## TASK DETAILS
Give every line of the data again, unchanged, but with no pictures.
─── SOURCE DATA ───
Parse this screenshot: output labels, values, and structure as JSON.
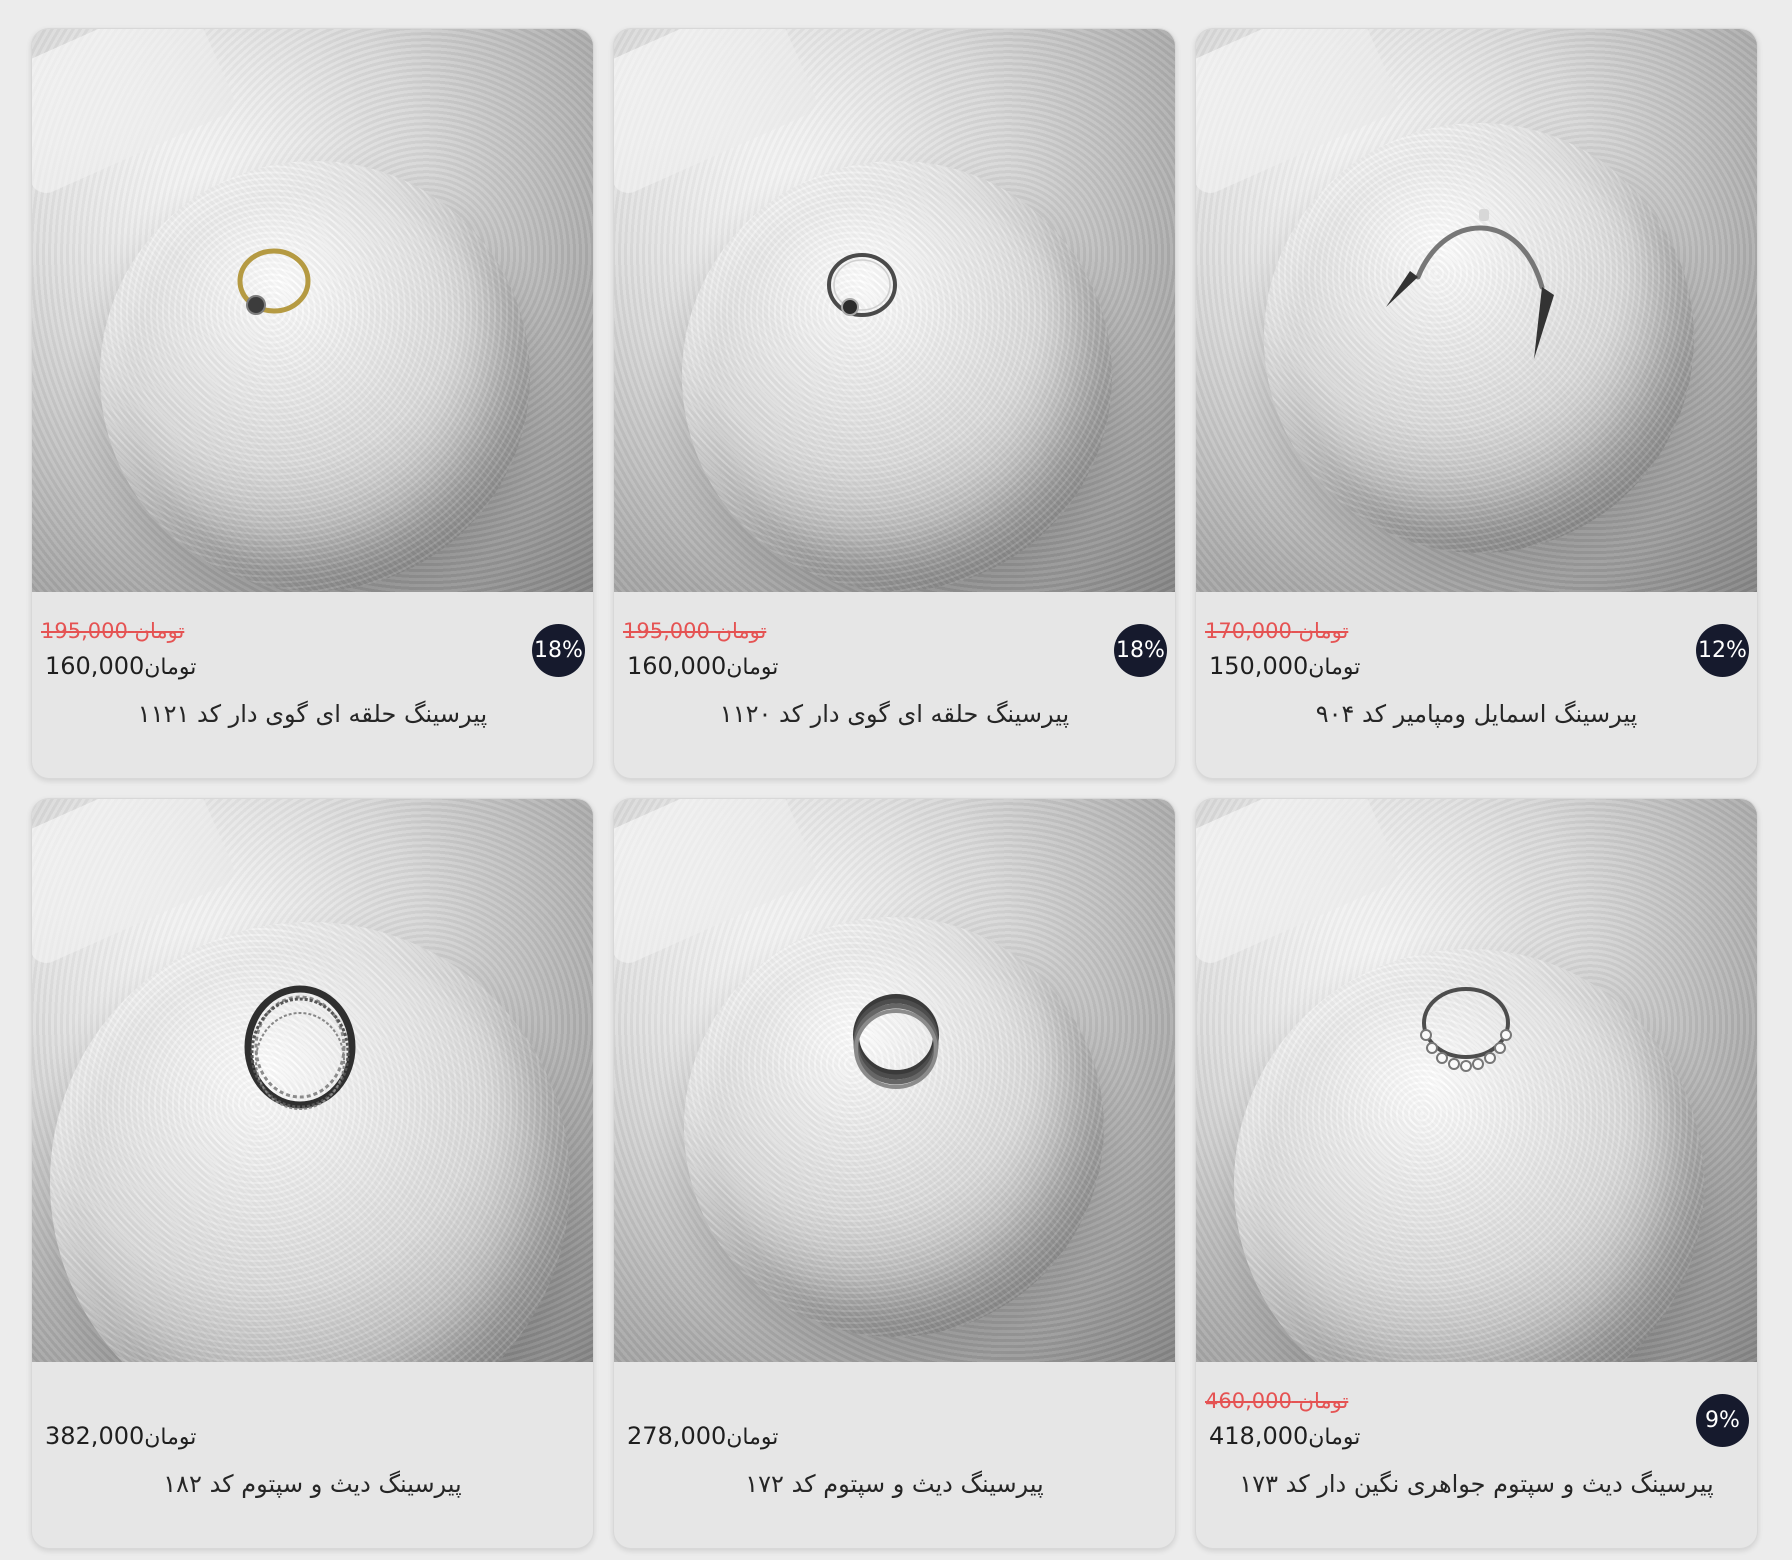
{
  "currency": "تومان",
  "products": [
    {
      "old_price": "195,000",
      "price": "160,000",
      "discount": "18%",
      "title": "پیرسینگ حلقه ای گوی دار کد ۱۱۲۱"
    },
    {
      "old_price": "195,000",
      "price": "160,000",
      "discount": "18%",
      "title": "پیرسینگ حلقه ای گوی دار کد ۱۱۲۰"
    },
    {
      "old_price": "170,000",
      "price": "150,000",
      "discount": "12%",
      "title": "پیرسینگ اسمایل ومپامیر کد ۹۰۴"
    },
    {
      "old_price": "",
      "price": "382,000",
      "discount": "",
      "title": "پیرسینگ دیث و سپتوم کد ۱۸۲"
    },
    {
      "old_price": "",
      "price": "278,000",
      "discount": "",
      "title": "پیرسینگ دیث و سپتوم کد ۱۷۲"
    },
    {
      "old_price": "460,000",
      "price": "418,000",
      "discount": "9%",
      "title": "پیرسینگ دیث و سپتوم جواهری نگین دار کد ۱۷۳"
    }
  ]
}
───
## ANSWER
Parse this screenshot: output labels, values, and structure as JSON.
{
  "currency": "تومان",
  "products": [
    {
      "old_price": "195,000",
      "price": "160,000",
      "discount": "18%",
      "title": "پیرسینگ حلقه ای گوی دار کد ۱۱۲۱"
    },
    {
      "old_price": "195,000",
      "price": "160,000",
      "discount": "18%",
      "title": "پیرسینگ حلقه ای گوی دار کد ۱۱۲۰"
    },
    {
      "old_price": "170,000",
      "price": "150,000",
      "discount": "12%",
      "title": "پیرسینگ اسمایل ومپامیر کد ۹۰۴"
    },
    {
      "old_price": "",
      "price": "382,000",
      "discount": "",
      "title": "پیرسینگ دیث و سپتوم کد ۱۸۲"
    },
    {
      "old_price": "",
      "price": "278,000",
      "discount": "",
      "title": "پیرسینگ دیث و سپتوم کد ۱۷۲"
    },
    {
      "old_price": "460,000",
      "price": "418,000",
      "discount": "9%",
      "title": "پیرسینگ دیث و سپتوم جواهری نگین دار کد ۱۷۳"
    }
  ]
}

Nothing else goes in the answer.